§ YOUR GOAL
Repeat the full listing, word for word.

§ DATASET RECORDS

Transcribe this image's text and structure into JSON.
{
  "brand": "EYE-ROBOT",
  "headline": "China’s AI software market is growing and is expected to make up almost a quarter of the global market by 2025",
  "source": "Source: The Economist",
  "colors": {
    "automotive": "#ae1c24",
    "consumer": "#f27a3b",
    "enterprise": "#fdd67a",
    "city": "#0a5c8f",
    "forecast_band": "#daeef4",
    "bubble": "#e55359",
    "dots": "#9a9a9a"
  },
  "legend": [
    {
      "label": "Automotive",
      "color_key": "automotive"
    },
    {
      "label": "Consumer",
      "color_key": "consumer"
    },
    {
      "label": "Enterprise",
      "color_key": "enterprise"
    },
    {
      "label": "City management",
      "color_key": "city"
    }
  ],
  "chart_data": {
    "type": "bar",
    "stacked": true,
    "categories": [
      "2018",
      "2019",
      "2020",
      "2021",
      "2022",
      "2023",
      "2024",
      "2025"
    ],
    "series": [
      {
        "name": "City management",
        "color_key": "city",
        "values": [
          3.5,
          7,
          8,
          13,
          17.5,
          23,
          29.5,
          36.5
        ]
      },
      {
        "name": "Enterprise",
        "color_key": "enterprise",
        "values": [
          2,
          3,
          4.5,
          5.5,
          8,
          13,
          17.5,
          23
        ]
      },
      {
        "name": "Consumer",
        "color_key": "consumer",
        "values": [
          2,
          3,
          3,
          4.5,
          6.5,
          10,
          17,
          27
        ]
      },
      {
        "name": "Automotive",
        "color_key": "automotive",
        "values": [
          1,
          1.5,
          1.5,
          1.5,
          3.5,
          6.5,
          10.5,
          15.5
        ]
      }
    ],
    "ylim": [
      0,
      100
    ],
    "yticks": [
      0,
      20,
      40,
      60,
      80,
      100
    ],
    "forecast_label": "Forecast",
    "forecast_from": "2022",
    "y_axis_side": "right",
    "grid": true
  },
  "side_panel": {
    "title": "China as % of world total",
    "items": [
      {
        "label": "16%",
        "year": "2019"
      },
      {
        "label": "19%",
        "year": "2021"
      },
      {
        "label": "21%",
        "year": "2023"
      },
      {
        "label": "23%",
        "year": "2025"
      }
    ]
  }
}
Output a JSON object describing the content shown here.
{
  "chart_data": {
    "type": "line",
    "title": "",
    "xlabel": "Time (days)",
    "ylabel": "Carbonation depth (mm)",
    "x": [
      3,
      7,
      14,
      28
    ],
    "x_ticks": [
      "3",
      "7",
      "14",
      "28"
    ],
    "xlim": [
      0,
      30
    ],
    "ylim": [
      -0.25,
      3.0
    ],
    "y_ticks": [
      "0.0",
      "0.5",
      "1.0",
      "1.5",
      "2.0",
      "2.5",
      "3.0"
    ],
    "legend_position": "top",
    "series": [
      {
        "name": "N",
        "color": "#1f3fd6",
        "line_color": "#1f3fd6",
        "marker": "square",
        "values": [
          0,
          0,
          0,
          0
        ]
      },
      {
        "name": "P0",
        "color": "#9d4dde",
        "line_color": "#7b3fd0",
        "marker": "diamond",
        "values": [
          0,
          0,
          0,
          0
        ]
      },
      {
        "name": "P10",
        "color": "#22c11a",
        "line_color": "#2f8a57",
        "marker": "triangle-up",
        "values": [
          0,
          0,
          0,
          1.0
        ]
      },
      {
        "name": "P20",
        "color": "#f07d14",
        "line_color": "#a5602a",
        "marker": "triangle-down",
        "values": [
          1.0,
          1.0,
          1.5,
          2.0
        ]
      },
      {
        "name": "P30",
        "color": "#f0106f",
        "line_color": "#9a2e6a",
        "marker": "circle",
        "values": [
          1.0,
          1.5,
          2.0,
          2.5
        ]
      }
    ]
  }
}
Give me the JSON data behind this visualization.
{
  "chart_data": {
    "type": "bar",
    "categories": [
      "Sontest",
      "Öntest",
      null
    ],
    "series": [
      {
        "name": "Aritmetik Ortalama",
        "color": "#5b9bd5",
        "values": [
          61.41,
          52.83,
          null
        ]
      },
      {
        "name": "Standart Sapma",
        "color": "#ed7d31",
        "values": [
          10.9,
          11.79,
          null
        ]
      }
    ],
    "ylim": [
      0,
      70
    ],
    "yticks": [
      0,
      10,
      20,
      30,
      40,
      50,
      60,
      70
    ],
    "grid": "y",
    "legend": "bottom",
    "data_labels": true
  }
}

§ SOLUTION TO THIS EXERCISE
Transcribe this image's text and structure into JSON.
{
  "brand": "EYE-ROBOT",
  "headline": "China’s AI software market is growing and is expected to make up almost a quarter of the global market by 2025",
  "source": "Source: The Economist",
  "colors": {
    "automotive": "#ae1c24",
    "consumer": "#f27a3b",
    "enterprise": "#fdd67a",
    "city": "#0a5c8f",
    "forecast_band": "#daeef4",
    "bubble": "#e55359",
    "dots": "#9a9a9a"
  },
  "legend": [
    {
      "label": "Automotive",
      "color_key": "automotive"
    },
    {
      "label": "Consumer",
      "color_key": "consumer"
    },
    {
      "label": "Enterprise",
      "color_key": "enterprise"
    },
    {
      "label": "City management",
      "color_key": "city"
    }
  ],
  "chart_data": {
    "type": "bar",
    "stacked": true,
    "categories": [
      "2018",
      "2019",
      "2020",
      "2021",
      "2022",
      "2023",
      "2024",
      "2025"
    ],
    "series": [
      {
        "name": "City management",
        "color_key": "city",
        "values": [
          3.5,
          7,
          8,
          13,
          17.5,
          23,
          29.5,
          36.5
        ]
      },
      {
        "name": "Enterprise",
        "color_key": "enterprise",
        "values": [
          2,
          3,
          4.5,
          5.5,
          8,
          13,
          17.5,
          23
        ]
      },
      {
        "name": "Consumer",
        "color_key": "consumer",
        "values": [
          2,
          3,
          3,
          4.5,
          6.5,
          10,
          17,
          27
        ]
      },
      {
        "name": "Automotive",
        "color_key": "automotive",
        "values": [
          1,
          1.5,
          1.5,
          1.5,
          3.5,
          6.5,
          10.5,
          15.5
        ]
      }
    ],
    "ylim": [
      0,
      100
    ],
    "yticks": [
      0,
      20,
      40,
      60,
      80,
      100
    ],
    "forecast_label": "Forecast",
    "forecast_from": "2022",
    "y_axis_side": "right",
    "grid": true
  },
  "side_panel": {
    "title": "China as % of world total",
    "items": [
      {
        "label": "16%",
        "year": "2019"
      },
      {
        "label": "19%",
        "year": "2021"
      },
      {
        "label": "21%",
        "year": "2023"
      },
      {
        "label": "23%",
        "year": "2025"
      }
    ]
  }
}
Output a JSON object describing the content shown here.
{
  "chart_data": {
    "type": "line",
    "title": "",
    "xlabel": "Time (days)",
    "ylabel": "Carbonation depth (mm)",
    "x": [
      3,
      7,
      14,
      28
    ],
    "x_ticks": [
      "3",
      "7",
      "14",
      "28"
    ],
    "xlim": [
      0,
      30
    ],
    "ylim": [
      -0.25,
      3.0
    ],
    "y_ticks": [
      "0.0",
      "0.5",
      "1.0",
      "1.5",
      "2.0",
      "2.5",
      "3.0"
    ],
    "legend_position": "top",
    "series": [
      {
        "name": "N",
        "color": "#1f3fd6",
        "line_color": "#1f3fd6",
        "marker": "square",
        "values": [
          0,
          0,
          0,
          0
        ]
      },
      {
        "name": "P0",
        "color": "#9d4dde",
        "line_color": "#7b3fd0",
        "marker": "diamond",
        "values": [
          0,
          0,
          0,
          0
        ]
      },
      {
        "name": "P10",
        "color": "#22c11a",
        "line_color": "#2f8a57",
        "marker": "triangle-up",
        "values": [
          0,
          0,
          0,
          1.0
        ]
      },
      {
        "name": "P20",
        "color": "#f07d14",
        "line_color": "#a5602a",
        "marker": "triangle-down",
        "values": [
          1.0,
          1.0,
          1.5,
          2.0
        ]
      },
      {
        "name": "P30",
        "color": "#f0106f",
        "line_color": "#9a2e6a",
        "marker": "circle",
        "values": [
          1.0,
          1.5,
          2.0,
          2.5
        ]
      }
    ]
  }
}
Give me the JSON data behind this visualization.
{
  "chart_data": {
    "type": "bar",
    "categories": [
      "Sontest",
      "Öntest",
      null
    ],
    "series": [
      {
        "name": "Aritmetik Ortalama",
        "color": "#5b9bd5",
        "values": [
          61.41,
          52.83,
          null
        ]
      },
      {
        "name": "Standart Sapma",
        "color": "#ed7d31",
        "values": [
          10.9,
          11.79,
          null
        ]
      }
    ],
    "ylim": [
      0,
      70
    ],
    "yticks": [
      0,
      10,
      20,
      30,
      40,
      50,
      60,
      70
    ],
    "grid": "y",
    "legend": "bottom",
    "data_labels": true
  }
}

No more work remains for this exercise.